[Figure record extracts]

# # # #

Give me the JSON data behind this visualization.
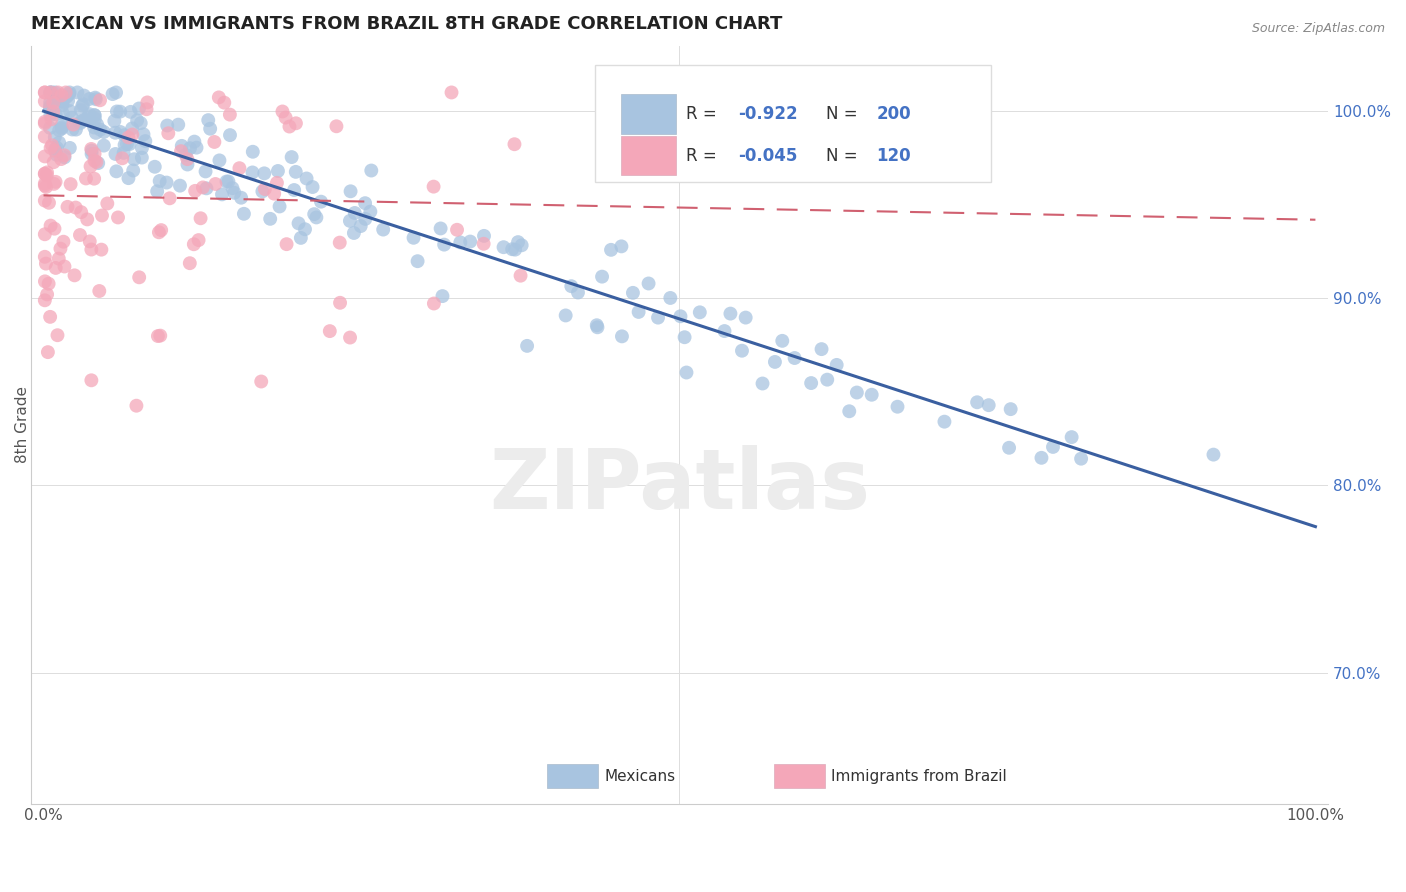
{
  "title": "MEXICAN VS IMMIGRANTS FROM BRAZIL 8TH GRADE CORRELATION CHART",
  "source": "Source: ZipAtlas.com",
  "ylabel": "8th Grade",
  "watermark": "ZIPatlas",
  "legend_r_blue": "R = ",
  "legend_rv_blue": "-0.922",
  "legend_n_blue": "N = ",
  "legend_nv_blue": "200",
  "legend_r_pink": "R = ",
  "legend_rv_pink": "-0.045",
  "legend_n_pink": "N = ",
  "legend_nv_pink": "120",
  "legend_labels": [
    "Mexicans",
    "Immigrants from Brazil"
  ],
  "blue_color": "#a8c4e0",
  "blue_line_color": "#3a5fa0",
  "pink_color": "#f4a7b9",
  "pink_line_color": "#d06070",
  "blue_seed": 42,
  "pink_seed": 17,
  "ylim_min": 0.63,
  "ylim_max": 1.035,
  "xlim_min": -0.01,
  "xlim_max": 1.01
}
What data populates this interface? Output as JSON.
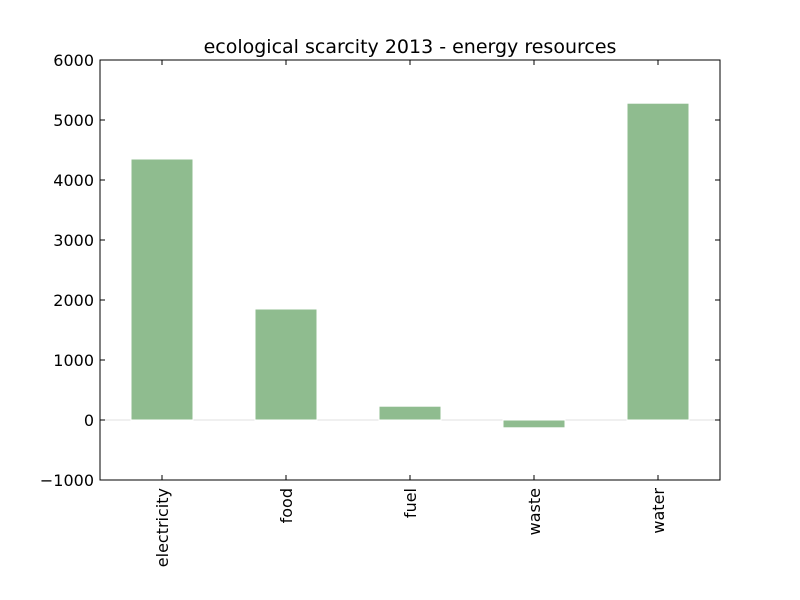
{
  "chart_data": {
    "type": "bar",
    "title": "ecological scarcity 2013 - energy resources",
    "xlabel": "",
    "ylabel": "",
    "categories": [
      "electricity",
      "food",
      "fuel",
      "waste",
      "water"
    ],
    "values": [
      4350,
      1850,
      230,
      -130,
      5280
    ],
    "ylim": [
      -1000,
      6000
    ],
    "yticks": [
      -1000,
      0,
      1000,
      2000,
      3000,
      4000,
      5000,
      6000
    ],
    "ytick_labels": [
      "−1000",
      "0",
      "1000",
      "2000",
      "3000",
      "4000",
      "5000",
      "6000"
    ],
    "bar_color": "#8fbc8f",
    "grid": false,
    "legend": false
  }
}
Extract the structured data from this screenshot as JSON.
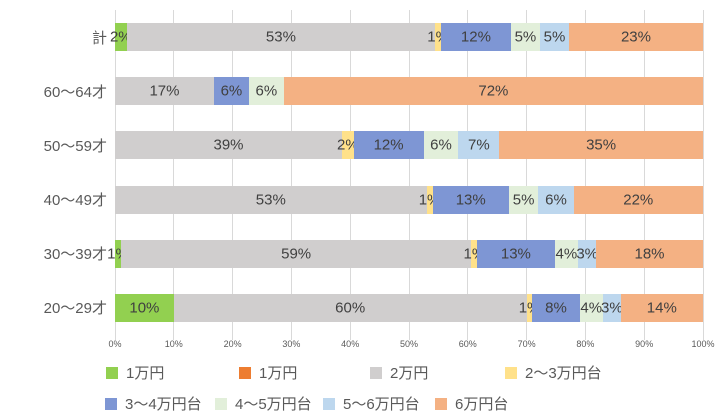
{
  "chart_data": {
    "type": "bar",
    "orientation": "horizontal-stacked",
    "title": "",
    "categories": [
      "計",
      "60〜64才",
      "50〜59才",
      "40〜49才",
      "30〜39才",
      "20〜29才"
    ],
    "series": [
      {
        "name": "1万円",
        "color": "#92D050",
        "values": [
          2,
          0,
          0,
          0,
          1,
          10
        ]
      },
      {
        "name": "1万円",
        "color": "#ED7D31",
        "values": [
          0,
          0,
          0,
          0,
          0,
          0
        ]
      },
      {
        "name": "2万円",
        "color": "#D0CECE",
        "values": [
          53,
          17,
          39,
          53,
          59,
          60
        ]
      },
      {
        "name": "2〜3万円台",
        "color": "#FFE18A",
        "values": [
          1,
          0,
          2,
          1,
          1,
          1
        ]
      },
      {
        "name": "3〜4万円台",
        "color": "#7E96D4",
        "values": [
          12,
          6,
          12,
          13,
          13,
          8
        ]
      },
      {
        "name": "4〜5万円台",
        "color": "#E2EFDA",
        "values": [
          5,
          6,
          6,
          5,
          4,
          4
        ]
      },
      {
        "name": "5〜6万円台",
        "color": "#BDD7EE",
        "values": [
          5,
          0,
          7,
          6,
          3,
          3
        ]
      },
      {
        "name": "6万円台",
        "color": "#F4B183",
        "values": [
          23,
          72,
          35,
          22,
          18,
          14
        ]
      }
    ],
    "x_ticks": [
      "0%",
      "10%",
      "20%",
      "30%",
      "40%",
      "50%",
      "60%",
      "70%",
      "80%",
      "90%",
      "100%"
    ],
    "xlim": [
      0,
      100
    ],
    "grid": true,
    "legend_position": "bottom",
    "data_label_suffix": "%"
  },
  "colors": {
    "grid": "#D9D9D9",
    "data_label_text": "#404040",
    "axis_text": "#595959",
    "background": "#FFFFFF"
  }
}
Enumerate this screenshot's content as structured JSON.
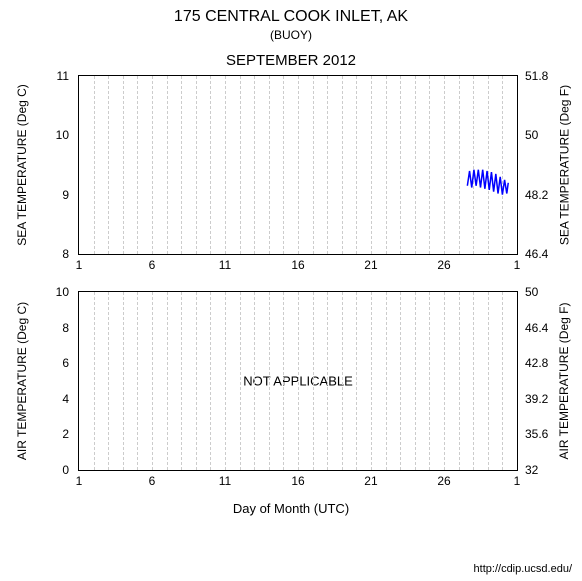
{
  "header": {
    "title": "175 CENTRAL COOK INLET, AK",
    "subtitle": "(BUOY)",
    "month": "SEPTEMBER 2012"
  },
  "xlabel": "Day of Month (UTC)",
  "credit": "http://cdip.ucsd.edu/",
  "x_axis": {
    "min": 1,
    "max": 31,
    "ticks": [
      1,
      6,
      11,
      16,
      21,
      26,
      31
    ],
    "tick_labels": [
      "1",
      "6",
      "11",
      "16",
      "21",
      "26",
      "1"
    ],
    "grid_positions": [
      2,
      3,
      4,
      5,
      6,
      7,
      8,
      9,
      10,
      11,
      12,
      13,
      14,
      15,
      16,
      17,
      18,
      19,
      20,
      21,
      22,
      23,
      24,
      25,
      26,
      27,
      28,
      29,
      30
    ]
  },
  "top_chart": {
    "ylabel_left": "SEA TEMPERATURE (Deg C)",
    "ylabel_right": "SEA TEMPERATURE (Deg F)",
    "yl_min": 8,
    "yl_max": 11,
    "yl_ticks": [
      8,
      9,
      10,
      11
    ],
    "yr_ticks": [
      {
        "label": "46.4",
        "c": 8
      },
      {
        "label": "48.2",
        "c": 9
      },
      {
        "label": "50",
        "c": 10
      },
      {
        "label": "51.8",
        "c": 11
      }
    ],
    "series": {
      "color": "#0000ff",
      "width": 1.5,
      "points": [
        {
          "x": 27.6,
          "y": 9.15
        },
        {
          "x": 27.75,
          "y": 9.4
        },
        {
          "x": 27.9,
          "y": 9.12
        },
        {
          "x": 28.05,
          "y": 9.42
        },
        {
          "x": 28.2,
          "y": 9.15
        },
        {
          "x": 28.35,
          "y": 9.42
        },
        {
          "x": 28.5,
          "y": 9.12
        },
        {
          "x": 28.65,
          "y": 9.42
        },
        {
          "x": 28.8,
          "y": 9.1
        },
        {
          "x": 28.95,
          "y": 9.4
        },
        {
          "x": 29.1,
          "y": 9.08
        },
        {
          "x": 29.25,
          "y": 9.38
        },
        {
          "x": 29.4,
          "y": 9.05
        },
        {
          "x": 29.55,
          "y": 9.35
        },
        {
          "x": 29.7,
          "y": 9.02
        },
        {
          "x": 29.85,
          "y": 9.3
        },
        {
          "x": 30.0,
          "y": 9.0
        },
        {
          "x": 30.15,
          "y": 9.25
        },
        {
          "x": 30.3,
          "y": 9.02
        },
        {
          "x": 30.4,
          "y": 9.2
        }
      ]
    }
  },
  "bottom_chart": {
    "ylabel_left": "AIR TEMPERATURE (Deg C)",
    "ylabel_right": "AIR TEMPERATURE (Deg F)",
    "yl_min": 0,
    "yl_max": 10,
    "yl_ticks": [
      0,
      2,
      4,
      6,
      8,
      10
    ],
    "yr_ticks": [
      {
        "label": "32",
        "c": 0
      },
      {
        "label": "35.6",
        "c": 2
      },
      {
        "label": "39.2",
        "c": 4
      },
      {
        "label": "42.8",
        "c": 6
      },
      {
        "label": "46.4",
        "c": 8
      },
      {
        "label": "50",
        "c": 10
      }
    ],
    "overlay": "NOT APPLICABLE"
  },
  "style": {
    "grid_color": "#cccccc",
    "axis_color": "#000000",
    "bg": "#ffffff",
    "font_tick": 12
  }
}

# # # #

● **Problem to solve**: Reply with one number only: how many lines of the listing hold "screenshot"?

● **Exercise output**: 2